TRAVAIL DEMANDÉ:
1/ Dans l'extrait proposé, reformulez plus brièvement le paragraphe qui commence par « Après ce premier succès » en conservant ses faits principaux.
2/ Recopiez sans modification le passage de l'extrait proposé situé entre « Nous ne sommes » et « pied léger ! », ces deux bornes incluses.
3/ Répondez brièvement à ces questions sur l'extrait proposé :
(a) Qui se chargeait de publier les petites nouvelles précédentes ?
(b) Pendant quelle chanson a eu lieu le premier baiser raconté ?
(c) Quel chanteur est cité comme interprète de l'Adagio d'Albinoni ?

EXTRAIT PROPOSÉ:
Nous ne sommes pas en mesure de publier ces petites nouvelles à la manière des précédentes (c’est Walter qui s’en chargeait pour nous) sans risquer de mettre en péril la moité du site, de faire exploser les crapauds et s’envoler les rossignols. Voilà pourquoi elles figurent dans notre jardin conservatoire des années soixante : Teppaz et SLC. A l’utile et l’agréable se joint aussi une forme de logique puisque les trois « récits » concernés nous ramènent vers ces mêmes années soixante, époque à laquelle les trois gars avaient le pied léger !
On dansait le slow sur des chansons dont le romantisme de pacotille touchait nos cœurs de quinze ans. La danse était un prétexte, on essayait de « rouler des pelles », de « sortir avec », ce qui était bien normal vu que tous les garçons et les filles de notre âge se promenaient dans la rue deux par deux. Je me souviens d’avoir atteint le « nirvana » d’un baiser pendant Céline, par Hugues Aufray. Je n’étais pas peu fier, devant mes copains ! J’en ai toujours gardé une sorte de tendresse pour ce chanteur à la voix métallique, sans grand charme, mais j’ai oublié le prénom de la petite demoiselle, il n’y eut pas de suite, on devait habiter deux quartiers trop éloignés l’un de l’autre. Ces baisers-là, c’était seulement pour essayer, pour s’exercer.
Après ce premier succès, je me suis enhardi et j’ai roulé des pelles, des patins, des galoches, sur des tas de chansons pour ados de l’époque. J’ai même « emballé » sur l’Adagio d’Albinoni (qui n’était pas vraiment d’Albinoni, on le sait maintenant, mais je n’avais pas « emballé » vraiment non plus), qui était un tube de l’époque, chanté par Udo Jurgens (entre autres).

DONNÉES FOURNIES:

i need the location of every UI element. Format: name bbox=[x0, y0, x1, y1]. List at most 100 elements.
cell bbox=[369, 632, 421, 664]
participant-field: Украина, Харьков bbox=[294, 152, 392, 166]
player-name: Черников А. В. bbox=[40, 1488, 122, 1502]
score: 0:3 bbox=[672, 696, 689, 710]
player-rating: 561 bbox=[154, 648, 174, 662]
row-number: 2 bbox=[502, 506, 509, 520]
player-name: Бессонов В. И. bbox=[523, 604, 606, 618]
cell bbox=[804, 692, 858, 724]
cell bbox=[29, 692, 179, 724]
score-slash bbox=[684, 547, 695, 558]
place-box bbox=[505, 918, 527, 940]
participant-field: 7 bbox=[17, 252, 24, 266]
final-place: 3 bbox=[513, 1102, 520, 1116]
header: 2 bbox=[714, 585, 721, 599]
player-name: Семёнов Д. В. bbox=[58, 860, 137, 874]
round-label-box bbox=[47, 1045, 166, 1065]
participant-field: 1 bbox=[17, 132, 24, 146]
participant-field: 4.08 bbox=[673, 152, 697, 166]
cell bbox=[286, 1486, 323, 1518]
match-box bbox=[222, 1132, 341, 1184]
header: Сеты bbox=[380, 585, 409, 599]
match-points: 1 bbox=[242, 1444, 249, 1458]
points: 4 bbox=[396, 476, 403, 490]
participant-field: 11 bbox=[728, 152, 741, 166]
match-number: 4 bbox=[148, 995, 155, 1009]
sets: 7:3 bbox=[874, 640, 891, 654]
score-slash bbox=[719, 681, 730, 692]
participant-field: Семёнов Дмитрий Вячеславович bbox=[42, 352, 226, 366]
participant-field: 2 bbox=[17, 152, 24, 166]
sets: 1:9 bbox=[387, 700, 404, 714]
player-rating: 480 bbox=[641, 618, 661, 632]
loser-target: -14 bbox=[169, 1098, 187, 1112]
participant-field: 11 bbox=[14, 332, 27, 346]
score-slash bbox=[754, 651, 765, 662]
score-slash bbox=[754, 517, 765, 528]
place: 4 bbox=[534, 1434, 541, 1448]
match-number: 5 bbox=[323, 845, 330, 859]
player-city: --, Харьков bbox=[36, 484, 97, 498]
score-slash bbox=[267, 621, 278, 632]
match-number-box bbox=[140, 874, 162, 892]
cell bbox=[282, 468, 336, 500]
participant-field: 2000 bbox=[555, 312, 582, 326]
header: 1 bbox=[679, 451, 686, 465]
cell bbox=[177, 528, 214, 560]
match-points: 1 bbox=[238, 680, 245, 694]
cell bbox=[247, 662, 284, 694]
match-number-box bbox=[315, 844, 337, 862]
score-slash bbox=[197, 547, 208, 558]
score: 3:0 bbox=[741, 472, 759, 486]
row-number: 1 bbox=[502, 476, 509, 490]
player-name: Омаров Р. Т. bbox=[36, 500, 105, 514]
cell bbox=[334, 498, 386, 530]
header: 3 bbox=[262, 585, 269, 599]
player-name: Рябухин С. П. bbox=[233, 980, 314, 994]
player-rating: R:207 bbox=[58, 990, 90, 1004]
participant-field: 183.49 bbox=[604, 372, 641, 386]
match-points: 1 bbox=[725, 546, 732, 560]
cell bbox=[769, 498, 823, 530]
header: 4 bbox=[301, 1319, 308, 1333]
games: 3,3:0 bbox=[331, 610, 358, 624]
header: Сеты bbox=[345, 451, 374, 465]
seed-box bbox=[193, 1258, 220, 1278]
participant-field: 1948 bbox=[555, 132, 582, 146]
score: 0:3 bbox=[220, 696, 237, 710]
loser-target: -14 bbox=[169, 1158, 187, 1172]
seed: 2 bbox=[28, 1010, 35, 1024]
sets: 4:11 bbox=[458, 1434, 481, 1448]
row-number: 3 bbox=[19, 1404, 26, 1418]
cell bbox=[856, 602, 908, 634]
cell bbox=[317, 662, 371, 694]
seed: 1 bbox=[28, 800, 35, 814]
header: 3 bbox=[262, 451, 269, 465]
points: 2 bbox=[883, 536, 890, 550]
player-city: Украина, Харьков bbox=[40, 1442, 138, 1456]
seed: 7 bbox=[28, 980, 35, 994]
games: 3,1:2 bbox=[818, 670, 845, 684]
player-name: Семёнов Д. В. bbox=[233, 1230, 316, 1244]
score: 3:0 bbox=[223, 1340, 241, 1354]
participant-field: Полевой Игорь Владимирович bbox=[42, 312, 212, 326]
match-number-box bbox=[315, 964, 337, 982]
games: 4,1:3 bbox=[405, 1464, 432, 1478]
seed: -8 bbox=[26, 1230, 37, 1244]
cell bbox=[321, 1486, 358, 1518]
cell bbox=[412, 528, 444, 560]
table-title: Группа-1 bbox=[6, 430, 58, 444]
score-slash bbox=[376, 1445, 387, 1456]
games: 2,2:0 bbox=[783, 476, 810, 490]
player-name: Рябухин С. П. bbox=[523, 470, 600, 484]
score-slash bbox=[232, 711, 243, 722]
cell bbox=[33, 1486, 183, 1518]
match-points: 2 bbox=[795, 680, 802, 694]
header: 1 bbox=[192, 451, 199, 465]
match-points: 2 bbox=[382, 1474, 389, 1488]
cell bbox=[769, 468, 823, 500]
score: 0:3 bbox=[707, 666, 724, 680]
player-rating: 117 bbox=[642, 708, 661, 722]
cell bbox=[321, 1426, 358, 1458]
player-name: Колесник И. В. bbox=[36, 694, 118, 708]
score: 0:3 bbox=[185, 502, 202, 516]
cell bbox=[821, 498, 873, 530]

RÉSULTATS OBTENUS:
1/ Encouragé par ce premier succès, j'ai embrassé sur de nombreuses chansons pour adolescents de l'époque, et même sur l'Adagio d'Albinoni, un tube alors chanté entre autres par Udo Jurgens, dont on sait aujourd'hui qu'il n'était pas vraiment d'Albinoni.

2/
Nous ne sommes pas en mesure de publier ces petites nouvelles à la manière des précédentes (c’est Walter qui s’en chargeait pour nous) sans risquer de mettre en péril la moité du site, de faire exploser les crapauds et s’envoler les rossignols. Voilà pourquoi elles figurent dans notre jardin conservatoire des années soixante : Teppaz et SLC. A l’utile et l’agréable se joint aussi une forme de logique puisque les trois « récits » concernés nous ramènent vers ces mêmes années soixante, époque à laquelle les trois gars avaient le pied léger !

3/
(a) Walter.
(b) Céline, par Hugues Aufray.
(c) Udo Jurgens, entre autres.